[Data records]

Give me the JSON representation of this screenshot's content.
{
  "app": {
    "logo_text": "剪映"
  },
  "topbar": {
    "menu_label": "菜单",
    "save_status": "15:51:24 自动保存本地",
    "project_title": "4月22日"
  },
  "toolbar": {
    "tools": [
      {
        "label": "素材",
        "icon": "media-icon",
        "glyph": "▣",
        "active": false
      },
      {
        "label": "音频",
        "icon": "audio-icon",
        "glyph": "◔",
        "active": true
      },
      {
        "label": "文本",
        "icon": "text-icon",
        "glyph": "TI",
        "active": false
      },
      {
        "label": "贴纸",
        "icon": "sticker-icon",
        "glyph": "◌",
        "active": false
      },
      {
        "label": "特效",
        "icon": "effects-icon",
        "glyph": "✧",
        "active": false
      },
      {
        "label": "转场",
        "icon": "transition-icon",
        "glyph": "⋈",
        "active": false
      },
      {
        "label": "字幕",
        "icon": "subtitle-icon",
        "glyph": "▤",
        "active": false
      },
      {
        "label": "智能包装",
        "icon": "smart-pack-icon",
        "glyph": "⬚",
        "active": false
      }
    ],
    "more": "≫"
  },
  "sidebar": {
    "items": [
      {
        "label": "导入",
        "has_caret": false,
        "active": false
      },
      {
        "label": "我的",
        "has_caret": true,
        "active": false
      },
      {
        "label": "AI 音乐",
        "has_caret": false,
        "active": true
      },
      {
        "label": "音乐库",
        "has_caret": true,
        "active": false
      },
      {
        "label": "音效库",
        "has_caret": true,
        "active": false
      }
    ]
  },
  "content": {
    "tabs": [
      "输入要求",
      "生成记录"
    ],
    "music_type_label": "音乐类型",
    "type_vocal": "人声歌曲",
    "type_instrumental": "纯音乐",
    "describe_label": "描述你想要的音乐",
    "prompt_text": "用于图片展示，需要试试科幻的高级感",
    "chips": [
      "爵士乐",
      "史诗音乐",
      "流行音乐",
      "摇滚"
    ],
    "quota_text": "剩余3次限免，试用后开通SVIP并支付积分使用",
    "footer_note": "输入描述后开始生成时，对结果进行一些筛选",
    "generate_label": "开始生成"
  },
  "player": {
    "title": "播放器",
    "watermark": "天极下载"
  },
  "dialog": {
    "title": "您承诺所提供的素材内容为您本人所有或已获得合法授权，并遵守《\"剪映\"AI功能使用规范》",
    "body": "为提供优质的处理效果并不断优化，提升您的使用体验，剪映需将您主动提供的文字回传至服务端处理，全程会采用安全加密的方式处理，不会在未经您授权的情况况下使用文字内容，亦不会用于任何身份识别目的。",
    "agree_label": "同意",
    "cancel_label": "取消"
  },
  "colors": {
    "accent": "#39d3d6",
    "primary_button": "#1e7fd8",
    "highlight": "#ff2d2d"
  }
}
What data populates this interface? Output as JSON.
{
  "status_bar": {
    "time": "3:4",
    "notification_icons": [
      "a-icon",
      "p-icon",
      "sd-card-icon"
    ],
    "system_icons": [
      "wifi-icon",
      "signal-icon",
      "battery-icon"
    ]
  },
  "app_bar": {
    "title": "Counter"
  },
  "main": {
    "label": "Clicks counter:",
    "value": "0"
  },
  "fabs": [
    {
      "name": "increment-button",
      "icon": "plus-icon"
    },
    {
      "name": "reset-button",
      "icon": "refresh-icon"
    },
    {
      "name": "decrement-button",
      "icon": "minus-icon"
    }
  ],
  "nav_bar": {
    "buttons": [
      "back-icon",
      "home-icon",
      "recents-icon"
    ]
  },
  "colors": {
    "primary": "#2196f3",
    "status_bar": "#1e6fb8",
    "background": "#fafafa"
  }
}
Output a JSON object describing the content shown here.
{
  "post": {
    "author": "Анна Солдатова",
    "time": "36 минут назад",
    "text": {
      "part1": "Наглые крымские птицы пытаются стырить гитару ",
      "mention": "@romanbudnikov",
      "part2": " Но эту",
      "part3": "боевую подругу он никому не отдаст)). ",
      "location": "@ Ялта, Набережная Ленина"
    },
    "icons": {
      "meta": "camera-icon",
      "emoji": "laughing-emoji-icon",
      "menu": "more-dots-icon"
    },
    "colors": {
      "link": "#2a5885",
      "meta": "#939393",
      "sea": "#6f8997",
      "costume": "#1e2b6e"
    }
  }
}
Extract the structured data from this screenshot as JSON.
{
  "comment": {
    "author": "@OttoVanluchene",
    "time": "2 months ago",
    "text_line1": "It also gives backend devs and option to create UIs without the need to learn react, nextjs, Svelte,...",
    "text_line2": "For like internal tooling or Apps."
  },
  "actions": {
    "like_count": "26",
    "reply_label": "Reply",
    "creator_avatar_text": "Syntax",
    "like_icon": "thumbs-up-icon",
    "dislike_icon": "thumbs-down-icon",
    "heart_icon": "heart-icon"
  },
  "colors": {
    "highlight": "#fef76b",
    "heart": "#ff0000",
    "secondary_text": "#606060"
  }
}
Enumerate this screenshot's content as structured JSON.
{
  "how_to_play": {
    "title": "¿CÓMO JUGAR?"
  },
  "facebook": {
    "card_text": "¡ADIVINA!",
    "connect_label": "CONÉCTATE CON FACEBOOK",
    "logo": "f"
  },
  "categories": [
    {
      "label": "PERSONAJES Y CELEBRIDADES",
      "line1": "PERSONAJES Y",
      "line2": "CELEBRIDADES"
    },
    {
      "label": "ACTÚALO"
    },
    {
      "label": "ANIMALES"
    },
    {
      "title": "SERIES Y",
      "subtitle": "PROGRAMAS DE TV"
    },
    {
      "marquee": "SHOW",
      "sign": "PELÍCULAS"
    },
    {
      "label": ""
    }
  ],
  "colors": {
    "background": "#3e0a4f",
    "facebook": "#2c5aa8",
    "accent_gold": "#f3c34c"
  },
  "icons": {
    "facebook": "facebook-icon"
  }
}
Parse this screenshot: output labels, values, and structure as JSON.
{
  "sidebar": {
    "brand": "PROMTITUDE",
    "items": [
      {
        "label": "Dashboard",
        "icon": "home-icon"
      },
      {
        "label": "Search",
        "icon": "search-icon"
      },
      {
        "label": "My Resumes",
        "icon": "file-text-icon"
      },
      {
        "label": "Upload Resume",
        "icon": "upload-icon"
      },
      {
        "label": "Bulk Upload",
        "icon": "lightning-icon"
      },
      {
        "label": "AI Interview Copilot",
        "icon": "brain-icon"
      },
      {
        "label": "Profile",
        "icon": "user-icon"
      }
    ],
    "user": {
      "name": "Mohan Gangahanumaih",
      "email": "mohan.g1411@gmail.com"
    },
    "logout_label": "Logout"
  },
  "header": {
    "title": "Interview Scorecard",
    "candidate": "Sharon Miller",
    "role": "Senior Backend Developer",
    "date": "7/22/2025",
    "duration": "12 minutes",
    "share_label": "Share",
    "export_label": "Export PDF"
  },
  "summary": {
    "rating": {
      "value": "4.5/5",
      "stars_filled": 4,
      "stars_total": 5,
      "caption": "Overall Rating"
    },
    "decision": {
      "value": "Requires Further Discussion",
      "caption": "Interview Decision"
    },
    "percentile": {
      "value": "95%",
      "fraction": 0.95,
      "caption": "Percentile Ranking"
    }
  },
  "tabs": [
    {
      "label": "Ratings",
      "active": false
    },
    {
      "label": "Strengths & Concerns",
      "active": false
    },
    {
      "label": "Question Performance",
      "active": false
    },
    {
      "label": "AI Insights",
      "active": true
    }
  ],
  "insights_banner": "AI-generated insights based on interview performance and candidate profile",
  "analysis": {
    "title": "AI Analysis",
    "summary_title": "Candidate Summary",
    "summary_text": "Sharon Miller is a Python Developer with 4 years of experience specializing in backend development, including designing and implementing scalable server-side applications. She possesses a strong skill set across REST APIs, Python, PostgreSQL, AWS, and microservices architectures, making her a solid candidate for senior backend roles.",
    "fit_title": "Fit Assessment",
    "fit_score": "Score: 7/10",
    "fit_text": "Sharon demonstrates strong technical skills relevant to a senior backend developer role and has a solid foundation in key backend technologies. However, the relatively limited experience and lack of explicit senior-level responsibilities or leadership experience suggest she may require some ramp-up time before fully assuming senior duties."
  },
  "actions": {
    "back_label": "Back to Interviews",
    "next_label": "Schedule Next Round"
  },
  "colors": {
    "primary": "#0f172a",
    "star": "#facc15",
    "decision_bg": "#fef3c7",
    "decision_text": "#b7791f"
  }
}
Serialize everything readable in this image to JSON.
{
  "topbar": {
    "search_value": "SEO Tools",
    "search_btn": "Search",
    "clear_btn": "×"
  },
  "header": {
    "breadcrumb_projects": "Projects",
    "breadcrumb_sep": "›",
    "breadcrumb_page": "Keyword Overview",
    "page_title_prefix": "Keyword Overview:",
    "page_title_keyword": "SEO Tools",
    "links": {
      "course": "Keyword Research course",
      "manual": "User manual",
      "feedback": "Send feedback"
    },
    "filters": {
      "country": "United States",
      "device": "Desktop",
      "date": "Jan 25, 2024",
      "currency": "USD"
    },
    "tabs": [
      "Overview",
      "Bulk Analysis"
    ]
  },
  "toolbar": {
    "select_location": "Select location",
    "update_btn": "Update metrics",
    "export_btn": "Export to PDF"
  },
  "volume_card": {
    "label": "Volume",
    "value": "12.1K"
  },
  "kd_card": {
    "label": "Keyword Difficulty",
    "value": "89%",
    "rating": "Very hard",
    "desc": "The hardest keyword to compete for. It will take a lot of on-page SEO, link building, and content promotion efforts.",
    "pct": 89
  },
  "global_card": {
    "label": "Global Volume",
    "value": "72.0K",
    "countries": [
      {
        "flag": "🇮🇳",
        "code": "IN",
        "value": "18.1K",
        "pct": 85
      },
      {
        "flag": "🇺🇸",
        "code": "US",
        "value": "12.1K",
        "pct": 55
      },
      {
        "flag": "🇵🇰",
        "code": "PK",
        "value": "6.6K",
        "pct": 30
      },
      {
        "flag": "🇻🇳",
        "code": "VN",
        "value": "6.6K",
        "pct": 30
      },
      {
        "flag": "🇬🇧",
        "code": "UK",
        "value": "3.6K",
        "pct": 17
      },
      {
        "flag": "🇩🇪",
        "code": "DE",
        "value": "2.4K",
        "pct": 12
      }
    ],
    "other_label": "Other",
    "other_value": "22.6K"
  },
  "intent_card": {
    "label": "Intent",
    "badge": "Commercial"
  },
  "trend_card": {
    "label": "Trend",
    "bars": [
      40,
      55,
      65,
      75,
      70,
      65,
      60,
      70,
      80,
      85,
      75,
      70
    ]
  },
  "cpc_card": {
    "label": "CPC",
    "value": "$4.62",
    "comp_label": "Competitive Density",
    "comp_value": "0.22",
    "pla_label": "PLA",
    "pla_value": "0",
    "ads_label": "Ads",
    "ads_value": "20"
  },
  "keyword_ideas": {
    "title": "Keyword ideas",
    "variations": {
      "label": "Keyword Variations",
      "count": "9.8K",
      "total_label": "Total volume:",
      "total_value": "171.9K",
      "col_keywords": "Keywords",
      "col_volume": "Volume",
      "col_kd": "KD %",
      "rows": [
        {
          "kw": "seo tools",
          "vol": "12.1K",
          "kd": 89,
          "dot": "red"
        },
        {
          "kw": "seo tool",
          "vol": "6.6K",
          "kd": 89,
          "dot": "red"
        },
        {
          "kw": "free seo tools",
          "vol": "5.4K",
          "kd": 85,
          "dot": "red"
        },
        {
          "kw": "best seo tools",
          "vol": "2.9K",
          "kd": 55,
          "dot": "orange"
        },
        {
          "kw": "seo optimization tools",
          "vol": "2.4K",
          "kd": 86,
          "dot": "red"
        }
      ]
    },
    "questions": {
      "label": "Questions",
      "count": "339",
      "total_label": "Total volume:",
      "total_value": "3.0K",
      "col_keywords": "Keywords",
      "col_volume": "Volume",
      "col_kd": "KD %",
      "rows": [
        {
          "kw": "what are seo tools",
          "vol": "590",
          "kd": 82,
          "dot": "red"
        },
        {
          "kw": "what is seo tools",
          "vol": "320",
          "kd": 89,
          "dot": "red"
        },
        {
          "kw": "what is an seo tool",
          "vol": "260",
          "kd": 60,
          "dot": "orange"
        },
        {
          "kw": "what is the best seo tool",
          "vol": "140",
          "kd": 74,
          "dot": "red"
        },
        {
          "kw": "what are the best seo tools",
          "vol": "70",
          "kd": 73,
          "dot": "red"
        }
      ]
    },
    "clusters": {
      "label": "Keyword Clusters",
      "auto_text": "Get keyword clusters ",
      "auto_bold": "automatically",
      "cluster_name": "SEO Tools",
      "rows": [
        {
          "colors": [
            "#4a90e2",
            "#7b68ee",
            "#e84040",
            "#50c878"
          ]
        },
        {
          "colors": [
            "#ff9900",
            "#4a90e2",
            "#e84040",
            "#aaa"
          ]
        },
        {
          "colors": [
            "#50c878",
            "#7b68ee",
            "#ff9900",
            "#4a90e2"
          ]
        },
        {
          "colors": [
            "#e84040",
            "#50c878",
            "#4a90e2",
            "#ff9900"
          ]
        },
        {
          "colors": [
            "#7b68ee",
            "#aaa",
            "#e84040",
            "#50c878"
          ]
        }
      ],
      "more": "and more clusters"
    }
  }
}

• _Problem details_
In the entries above, find lines with "glyph" and copy each.

• _Result of this exercise_
        "glyph": "▣",
        "glyph": "◔",
        "glyph": "TI",
        "glyph": "◌",
        "glyph": "✧",
        "glyph": "⋈",
        "glyph": "▤",
        "glyph": "⬚",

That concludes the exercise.